EXERCISE AIM: Reproduce all records exactly.

(Stored items)
<<<<
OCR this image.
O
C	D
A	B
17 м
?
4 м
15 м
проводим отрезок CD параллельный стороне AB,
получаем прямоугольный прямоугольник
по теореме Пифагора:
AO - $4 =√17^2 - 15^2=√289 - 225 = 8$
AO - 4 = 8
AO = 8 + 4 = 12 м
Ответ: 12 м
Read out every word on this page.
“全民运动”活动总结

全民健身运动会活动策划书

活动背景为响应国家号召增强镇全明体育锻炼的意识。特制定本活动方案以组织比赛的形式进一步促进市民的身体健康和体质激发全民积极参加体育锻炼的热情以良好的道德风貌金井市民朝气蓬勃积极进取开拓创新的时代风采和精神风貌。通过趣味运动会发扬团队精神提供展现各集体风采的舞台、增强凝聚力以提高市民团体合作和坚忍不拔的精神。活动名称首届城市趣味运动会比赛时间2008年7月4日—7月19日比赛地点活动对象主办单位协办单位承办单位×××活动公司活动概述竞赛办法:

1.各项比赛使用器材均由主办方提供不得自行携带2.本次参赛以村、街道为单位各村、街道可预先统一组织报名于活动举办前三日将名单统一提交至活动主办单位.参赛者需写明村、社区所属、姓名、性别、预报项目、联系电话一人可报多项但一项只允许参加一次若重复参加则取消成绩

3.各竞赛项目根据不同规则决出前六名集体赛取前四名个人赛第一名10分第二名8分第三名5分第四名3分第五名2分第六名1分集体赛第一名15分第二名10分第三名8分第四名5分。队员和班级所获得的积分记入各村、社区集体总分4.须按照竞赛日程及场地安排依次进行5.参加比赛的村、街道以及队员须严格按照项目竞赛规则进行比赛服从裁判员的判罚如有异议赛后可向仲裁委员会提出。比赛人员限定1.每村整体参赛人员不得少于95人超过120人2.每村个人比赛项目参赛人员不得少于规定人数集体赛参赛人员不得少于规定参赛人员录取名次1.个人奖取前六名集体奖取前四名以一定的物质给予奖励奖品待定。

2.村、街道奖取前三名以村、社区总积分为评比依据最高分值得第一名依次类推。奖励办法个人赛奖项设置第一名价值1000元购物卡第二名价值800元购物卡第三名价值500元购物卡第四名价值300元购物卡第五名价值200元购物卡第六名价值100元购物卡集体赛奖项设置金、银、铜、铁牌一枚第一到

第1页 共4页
>>>>
CORRECT RESULT:
OCR this image.
O
C	D
A	B
17 м
?
4 м
15 м
проводим отрезок CD параллельный стороне AB,
получаем прямоугольный прямоугольник
по теореме Пифагора:
AO - $4 =√17^2 - 15^2=√289 - 225 = 8$
AO - 4 = 8
AO = 8 + 4 = 12 м
Ответ: 12 м
Read out every word on this page.
“全民运动”活动总结

全民健身运动会活动策划书

活动背景为响应国家号召增强镇全明体育锻炼的意识。特制定本活动方案以组织比赛的形式进一步促进市民的身体健康和体质激发全民积极参加体育锻炼的热情以良好的道德风貌金井市民朝气蓬勃积极进取开拓创新的时代风采和精神风貌。通过趣味运动会发扬团队精神提供展现各集体风采的舞台、增强凝聚力以提高市民团体合作和坚忍不拔的精神。活动名称首届城市趣味运动会比赛时间2008年7月4日—7月19日比赛地点活动对象主办单位协办单位承办单位×××活动公司活动概述竞赛办法:

1.各项比赛使用器材均由主办方提供不得自行携带2.本次参赛以村、街道为单位各村、街道可预先统一组织报名于活动举办前三日将名单统一提交至活动主办单位.参赛者需写明村、社区所属、姓名、性别、预报项目、联系电话一人可报多项但一项只允许参加一次若重复参加则取消成绩

3.各竞赛项目根据不同规则决出前六名集体赛取前四名个人赛第一名10分第二名8分第三名5分第四名3分第五名2分第六名1分集体赛第一名15分第二名10分第三名8分第四名5分。队员和班级所获得的积分记入各村、社区集体总分4.须按照竞赛日程及场地安排依次进行5.参加比赛的村、街道以及队员须严格按照项目竞赛规则进行比赛服从裁判员的判罚如有异议赛后可向仲裁委员会提出。比赛人员限定1.每村整体参赛人员不得少于95人超过120人2.每村个人比赛项目参赛人员不得少于规定人数集体赛参赛人员不得少于规定参赛人员录取名次1.个人奖取前六名集体奖取前四名以一定的物质给予奖励奖品待定。

2.村、街道奖取前三名以村、社区总积分为评比依据最高分值得第一名依次类推。奖励办法个人赛奖项设置第一名价值1000元购物卡第二名价值800元购物卡第三名价值500元购物卡第四名价值300元购物卡第五名价值200元购物卡第六名价值100元购物卡集体赛奖项设置金、银、铜、铁牌一枚第一到

第1页 共4页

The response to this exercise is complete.